Written problem - Copy out each line of the listing that has the word "JSON" in it.

-- BEGIN --

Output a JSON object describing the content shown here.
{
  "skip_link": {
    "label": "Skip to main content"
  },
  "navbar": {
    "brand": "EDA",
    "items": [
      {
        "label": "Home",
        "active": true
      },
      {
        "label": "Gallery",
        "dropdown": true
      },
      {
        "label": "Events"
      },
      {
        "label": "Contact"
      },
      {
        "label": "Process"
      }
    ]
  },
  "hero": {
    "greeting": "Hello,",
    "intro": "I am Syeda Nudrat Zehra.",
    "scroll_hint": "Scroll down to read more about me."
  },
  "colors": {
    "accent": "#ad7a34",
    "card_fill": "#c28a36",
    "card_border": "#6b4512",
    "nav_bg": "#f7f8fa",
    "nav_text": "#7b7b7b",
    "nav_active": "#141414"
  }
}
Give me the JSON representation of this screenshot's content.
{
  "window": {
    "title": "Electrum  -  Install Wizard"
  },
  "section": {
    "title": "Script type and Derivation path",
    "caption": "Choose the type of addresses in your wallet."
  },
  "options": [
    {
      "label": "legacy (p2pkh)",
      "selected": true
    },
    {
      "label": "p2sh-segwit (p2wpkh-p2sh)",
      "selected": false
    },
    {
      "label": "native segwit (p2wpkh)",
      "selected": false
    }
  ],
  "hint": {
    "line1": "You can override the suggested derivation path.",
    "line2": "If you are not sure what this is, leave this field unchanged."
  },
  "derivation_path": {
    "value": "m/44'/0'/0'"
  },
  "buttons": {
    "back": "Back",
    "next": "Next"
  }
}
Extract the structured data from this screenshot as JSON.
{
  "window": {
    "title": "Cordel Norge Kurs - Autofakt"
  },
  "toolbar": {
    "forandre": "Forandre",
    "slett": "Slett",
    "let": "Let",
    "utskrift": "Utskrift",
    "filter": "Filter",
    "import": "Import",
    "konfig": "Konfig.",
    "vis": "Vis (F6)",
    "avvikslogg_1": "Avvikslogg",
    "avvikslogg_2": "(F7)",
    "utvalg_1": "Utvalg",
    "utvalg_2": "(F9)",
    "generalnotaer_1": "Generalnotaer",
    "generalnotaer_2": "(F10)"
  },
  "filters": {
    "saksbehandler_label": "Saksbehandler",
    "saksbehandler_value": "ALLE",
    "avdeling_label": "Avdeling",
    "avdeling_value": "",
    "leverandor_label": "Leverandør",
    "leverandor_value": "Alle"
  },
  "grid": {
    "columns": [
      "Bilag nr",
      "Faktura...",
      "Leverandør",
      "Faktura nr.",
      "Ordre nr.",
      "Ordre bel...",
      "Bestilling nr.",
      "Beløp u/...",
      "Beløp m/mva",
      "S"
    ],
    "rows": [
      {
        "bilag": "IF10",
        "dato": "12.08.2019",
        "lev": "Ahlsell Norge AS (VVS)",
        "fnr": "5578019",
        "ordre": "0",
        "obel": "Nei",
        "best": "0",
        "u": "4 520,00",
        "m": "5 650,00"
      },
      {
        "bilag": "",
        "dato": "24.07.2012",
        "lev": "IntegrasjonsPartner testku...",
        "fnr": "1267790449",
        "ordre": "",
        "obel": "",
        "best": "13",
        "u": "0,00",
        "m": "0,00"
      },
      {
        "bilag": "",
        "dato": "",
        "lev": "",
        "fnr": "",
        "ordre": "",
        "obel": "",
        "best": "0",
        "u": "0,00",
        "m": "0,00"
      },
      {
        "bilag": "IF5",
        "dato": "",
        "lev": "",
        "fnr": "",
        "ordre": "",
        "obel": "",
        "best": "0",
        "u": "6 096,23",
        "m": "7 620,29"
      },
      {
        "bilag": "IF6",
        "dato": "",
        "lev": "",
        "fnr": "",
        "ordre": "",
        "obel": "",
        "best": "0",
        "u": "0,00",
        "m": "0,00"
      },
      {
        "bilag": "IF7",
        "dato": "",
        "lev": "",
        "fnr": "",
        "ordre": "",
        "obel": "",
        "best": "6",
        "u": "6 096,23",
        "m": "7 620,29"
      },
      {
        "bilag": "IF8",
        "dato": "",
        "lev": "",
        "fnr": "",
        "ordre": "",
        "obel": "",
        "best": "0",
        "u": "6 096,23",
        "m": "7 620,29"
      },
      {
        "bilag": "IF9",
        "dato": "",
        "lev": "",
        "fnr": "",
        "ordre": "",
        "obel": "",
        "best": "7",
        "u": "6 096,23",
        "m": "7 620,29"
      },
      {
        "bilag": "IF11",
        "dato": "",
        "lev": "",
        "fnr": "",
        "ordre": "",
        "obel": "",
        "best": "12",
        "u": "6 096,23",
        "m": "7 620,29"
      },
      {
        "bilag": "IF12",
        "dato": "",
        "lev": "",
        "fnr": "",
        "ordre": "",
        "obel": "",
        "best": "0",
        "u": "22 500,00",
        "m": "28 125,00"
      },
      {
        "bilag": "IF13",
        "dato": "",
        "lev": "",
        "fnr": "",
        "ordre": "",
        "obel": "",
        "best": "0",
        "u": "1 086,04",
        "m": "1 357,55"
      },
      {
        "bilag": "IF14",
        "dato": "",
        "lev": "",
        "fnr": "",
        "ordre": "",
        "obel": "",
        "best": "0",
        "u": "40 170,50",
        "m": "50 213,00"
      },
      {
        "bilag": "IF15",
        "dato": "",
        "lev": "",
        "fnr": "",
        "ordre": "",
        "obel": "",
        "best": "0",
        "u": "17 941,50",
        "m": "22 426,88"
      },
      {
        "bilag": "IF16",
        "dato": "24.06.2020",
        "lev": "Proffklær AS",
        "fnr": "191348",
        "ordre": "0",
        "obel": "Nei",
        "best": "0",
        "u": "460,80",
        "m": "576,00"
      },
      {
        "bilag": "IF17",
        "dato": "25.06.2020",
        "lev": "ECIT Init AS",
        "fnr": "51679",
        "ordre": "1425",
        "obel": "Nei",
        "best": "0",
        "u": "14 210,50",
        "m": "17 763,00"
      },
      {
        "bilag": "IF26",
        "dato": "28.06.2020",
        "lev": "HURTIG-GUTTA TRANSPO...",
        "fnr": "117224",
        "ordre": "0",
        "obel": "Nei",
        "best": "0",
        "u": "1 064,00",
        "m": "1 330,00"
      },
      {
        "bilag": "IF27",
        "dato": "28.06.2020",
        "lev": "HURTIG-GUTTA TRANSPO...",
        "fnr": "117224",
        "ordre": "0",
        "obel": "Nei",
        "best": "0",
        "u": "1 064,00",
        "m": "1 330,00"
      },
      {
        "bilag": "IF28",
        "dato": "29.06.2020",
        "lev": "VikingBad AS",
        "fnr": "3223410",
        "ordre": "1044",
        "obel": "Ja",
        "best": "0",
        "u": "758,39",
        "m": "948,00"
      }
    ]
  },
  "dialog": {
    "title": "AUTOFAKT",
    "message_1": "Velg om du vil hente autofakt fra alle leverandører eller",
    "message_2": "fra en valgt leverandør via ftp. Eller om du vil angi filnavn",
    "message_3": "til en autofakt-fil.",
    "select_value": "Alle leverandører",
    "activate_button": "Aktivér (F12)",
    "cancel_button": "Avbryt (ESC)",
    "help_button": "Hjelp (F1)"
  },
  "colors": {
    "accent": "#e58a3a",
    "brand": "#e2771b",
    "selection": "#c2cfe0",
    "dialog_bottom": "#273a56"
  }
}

-- END --

Solved exercise -
Output a JSON object describing the content shown here.
Give me the JSON representation of this screenshot's content.
Extract the structured data from this screenshot as JSON.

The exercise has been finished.